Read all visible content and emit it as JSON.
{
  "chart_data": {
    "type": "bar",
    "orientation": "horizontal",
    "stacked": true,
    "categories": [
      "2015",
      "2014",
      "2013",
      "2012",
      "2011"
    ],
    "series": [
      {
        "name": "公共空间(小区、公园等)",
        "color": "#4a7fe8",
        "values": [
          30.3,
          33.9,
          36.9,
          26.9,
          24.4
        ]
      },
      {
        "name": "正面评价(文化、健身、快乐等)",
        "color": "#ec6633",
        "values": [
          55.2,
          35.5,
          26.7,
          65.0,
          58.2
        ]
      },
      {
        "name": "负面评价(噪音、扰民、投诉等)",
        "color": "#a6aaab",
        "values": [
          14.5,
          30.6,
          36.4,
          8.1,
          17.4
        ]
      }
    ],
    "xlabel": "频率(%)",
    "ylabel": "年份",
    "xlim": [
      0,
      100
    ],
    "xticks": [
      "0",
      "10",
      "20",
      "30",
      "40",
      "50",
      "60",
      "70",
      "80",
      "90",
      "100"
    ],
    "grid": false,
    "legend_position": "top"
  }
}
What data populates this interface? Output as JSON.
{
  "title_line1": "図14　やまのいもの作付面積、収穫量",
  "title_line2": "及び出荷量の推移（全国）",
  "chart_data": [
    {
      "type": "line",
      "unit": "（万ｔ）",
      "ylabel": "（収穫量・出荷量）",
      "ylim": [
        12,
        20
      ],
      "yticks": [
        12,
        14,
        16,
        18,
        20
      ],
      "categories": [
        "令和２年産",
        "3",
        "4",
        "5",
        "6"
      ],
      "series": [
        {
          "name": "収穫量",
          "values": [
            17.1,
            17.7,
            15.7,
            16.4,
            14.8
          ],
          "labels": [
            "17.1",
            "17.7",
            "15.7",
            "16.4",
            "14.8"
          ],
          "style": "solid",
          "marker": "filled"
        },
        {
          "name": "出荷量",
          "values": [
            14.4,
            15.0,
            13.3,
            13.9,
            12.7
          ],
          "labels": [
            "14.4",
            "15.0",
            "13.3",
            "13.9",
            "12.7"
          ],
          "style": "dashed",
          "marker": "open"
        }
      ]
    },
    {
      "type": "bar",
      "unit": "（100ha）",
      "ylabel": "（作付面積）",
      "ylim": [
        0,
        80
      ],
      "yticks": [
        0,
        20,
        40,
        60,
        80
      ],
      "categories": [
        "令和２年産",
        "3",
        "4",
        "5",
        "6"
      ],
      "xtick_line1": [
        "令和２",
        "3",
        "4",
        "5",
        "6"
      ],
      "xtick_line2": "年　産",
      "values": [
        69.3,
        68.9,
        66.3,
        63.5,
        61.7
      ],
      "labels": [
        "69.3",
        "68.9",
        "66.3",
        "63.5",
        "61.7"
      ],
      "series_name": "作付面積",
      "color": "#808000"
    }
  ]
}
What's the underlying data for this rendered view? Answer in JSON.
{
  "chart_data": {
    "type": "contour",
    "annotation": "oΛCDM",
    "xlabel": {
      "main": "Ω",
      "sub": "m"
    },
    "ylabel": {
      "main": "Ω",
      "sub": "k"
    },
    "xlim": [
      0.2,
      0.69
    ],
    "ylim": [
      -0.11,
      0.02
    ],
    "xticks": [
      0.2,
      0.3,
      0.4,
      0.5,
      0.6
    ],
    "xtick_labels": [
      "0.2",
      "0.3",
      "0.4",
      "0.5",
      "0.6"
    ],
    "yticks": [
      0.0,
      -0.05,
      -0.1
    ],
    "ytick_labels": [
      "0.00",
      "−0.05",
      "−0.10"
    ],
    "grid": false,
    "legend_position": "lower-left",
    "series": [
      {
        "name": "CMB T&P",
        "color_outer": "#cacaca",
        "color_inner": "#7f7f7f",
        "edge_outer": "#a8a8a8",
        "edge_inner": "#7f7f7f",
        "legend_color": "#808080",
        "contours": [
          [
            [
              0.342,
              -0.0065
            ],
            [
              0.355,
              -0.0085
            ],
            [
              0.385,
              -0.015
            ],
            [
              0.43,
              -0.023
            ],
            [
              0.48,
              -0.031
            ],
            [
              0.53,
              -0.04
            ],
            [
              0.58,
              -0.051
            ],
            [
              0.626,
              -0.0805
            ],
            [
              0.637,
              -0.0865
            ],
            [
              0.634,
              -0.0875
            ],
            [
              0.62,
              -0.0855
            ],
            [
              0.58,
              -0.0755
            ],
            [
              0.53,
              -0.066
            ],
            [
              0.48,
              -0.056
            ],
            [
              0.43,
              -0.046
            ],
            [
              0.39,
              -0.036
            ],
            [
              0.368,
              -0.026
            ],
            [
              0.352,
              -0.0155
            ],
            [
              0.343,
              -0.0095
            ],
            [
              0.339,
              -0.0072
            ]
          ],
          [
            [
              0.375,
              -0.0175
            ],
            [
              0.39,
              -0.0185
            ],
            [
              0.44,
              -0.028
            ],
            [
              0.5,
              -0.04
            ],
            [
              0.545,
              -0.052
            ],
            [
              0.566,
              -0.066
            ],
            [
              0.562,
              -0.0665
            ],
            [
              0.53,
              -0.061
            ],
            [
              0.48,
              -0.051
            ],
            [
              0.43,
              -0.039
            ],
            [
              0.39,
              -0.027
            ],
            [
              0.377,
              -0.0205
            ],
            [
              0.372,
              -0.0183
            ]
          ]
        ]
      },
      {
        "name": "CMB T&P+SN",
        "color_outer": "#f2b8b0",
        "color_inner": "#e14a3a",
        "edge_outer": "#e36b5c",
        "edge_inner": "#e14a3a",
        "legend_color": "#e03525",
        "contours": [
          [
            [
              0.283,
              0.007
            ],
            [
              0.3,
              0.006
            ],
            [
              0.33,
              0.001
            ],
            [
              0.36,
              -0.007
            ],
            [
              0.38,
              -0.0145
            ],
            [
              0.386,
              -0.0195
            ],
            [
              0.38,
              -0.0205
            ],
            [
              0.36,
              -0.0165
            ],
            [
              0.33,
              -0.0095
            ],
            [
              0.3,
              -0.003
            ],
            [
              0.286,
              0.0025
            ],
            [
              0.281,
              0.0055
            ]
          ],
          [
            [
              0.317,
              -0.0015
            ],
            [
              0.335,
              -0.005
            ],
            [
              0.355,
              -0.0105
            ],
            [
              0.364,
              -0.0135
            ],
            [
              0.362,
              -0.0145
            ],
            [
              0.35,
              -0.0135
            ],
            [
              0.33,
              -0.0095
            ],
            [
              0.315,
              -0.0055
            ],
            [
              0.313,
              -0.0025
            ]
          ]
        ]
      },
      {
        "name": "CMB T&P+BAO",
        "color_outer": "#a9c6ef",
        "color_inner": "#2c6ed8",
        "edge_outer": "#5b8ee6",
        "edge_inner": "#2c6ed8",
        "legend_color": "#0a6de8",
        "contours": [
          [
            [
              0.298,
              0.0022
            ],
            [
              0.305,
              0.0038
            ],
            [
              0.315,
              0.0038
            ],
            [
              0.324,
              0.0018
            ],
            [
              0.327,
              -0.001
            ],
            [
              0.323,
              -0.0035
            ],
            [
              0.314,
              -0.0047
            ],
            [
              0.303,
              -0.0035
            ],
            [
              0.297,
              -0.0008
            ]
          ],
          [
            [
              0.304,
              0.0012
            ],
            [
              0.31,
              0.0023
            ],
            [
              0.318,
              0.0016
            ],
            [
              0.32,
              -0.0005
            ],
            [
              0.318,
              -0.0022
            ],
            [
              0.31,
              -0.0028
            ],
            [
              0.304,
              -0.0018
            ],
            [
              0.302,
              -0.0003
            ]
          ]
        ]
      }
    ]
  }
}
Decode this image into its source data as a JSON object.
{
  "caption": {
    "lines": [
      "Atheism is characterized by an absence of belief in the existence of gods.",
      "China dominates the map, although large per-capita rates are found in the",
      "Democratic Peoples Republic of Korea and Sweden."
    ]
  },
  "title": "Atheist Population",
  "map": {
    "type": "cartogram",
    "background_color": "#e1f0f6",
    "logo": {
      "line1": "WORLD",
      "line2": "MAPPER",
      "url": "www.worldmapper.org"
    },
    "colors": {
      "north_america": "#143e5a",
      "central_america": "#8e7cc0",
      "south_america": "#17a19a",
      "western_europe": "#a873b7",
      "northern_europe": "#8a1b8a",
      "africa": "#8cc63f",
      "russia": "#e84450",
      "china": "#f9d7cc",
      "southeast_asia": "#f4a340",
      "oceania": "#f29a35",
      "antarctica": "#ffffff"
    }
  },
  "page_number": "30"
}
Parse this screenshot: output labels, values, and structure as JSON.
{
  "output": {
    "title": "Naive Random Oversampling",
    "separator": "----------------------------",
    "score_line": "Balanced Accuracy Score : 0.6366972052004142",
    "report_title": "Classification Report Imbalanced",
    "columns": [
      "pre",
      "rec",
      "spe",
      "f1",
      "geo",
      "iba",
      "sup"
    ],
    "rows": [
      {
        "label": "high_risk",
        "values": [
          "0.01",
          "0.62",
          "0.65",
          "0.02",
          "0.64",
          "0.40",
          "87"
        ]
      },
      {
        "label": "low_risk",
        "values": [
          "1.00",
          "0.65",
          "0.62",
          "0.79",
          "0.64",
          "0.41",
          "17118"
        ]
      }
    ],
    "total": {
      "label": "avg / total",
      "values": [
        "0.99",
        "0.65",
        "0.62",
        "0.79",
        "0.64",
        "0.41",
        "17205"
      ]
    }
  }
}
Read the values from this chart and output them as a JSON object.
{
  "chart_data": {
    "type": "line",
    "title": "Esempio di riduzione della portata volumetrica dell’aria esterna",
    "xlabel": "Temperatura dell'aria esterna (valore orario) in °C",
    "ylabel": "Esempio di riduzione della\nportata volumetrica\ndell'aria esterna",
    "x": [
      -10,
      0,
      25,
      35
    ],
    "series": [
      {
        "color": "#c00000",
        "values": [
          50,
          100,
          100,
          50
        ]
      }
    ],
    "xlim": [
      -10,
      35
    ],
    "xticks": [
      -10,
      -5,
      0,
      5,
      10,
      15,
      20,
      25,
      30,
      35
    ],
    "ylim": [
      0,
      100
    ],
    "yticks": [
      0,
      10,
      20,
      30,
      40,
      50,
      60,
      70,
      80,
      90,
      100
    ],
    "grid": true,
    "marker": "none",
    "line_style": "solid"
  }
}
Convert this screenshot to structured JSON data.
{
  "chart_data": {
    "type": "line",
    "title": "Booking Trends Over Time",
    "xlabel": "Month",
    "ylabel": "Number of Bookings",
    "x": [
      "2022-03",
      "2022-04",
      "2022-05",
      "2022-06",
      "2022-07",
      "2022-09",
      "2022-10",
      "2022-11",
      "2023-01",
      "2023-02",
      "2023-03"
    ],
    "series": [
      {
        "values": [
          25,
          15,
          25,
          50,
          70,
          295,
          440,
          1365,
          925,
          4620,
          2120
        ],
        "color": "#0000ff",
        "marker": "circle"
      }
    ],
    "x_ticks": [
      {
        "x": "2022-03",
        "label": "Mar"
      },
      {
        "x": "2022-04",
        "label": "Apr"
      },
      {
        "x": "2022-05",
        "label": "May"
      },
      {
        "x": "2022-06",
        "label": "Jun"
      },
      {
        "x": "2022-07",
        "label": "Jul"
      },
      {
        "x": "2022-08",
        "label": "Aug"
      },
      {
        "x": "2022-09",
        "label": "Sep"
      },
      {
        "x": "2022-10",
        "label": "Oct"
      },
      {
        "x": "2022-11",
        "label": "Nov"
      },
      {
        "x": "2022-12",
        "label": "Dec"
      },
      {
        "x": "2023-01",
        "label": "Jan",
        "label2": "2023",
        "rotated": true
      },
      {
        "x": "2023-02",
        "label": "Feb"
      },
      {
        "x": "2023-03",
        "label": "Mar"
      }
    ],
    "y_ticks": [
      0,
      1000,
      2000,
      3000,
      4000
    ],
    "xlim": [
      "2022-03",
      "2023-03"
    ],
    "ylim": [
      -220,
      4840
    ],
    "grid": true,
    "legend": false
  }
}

**Aim**
Of the lines in the material, how many include "this"? Respond with the number alone.

**Finished task**
6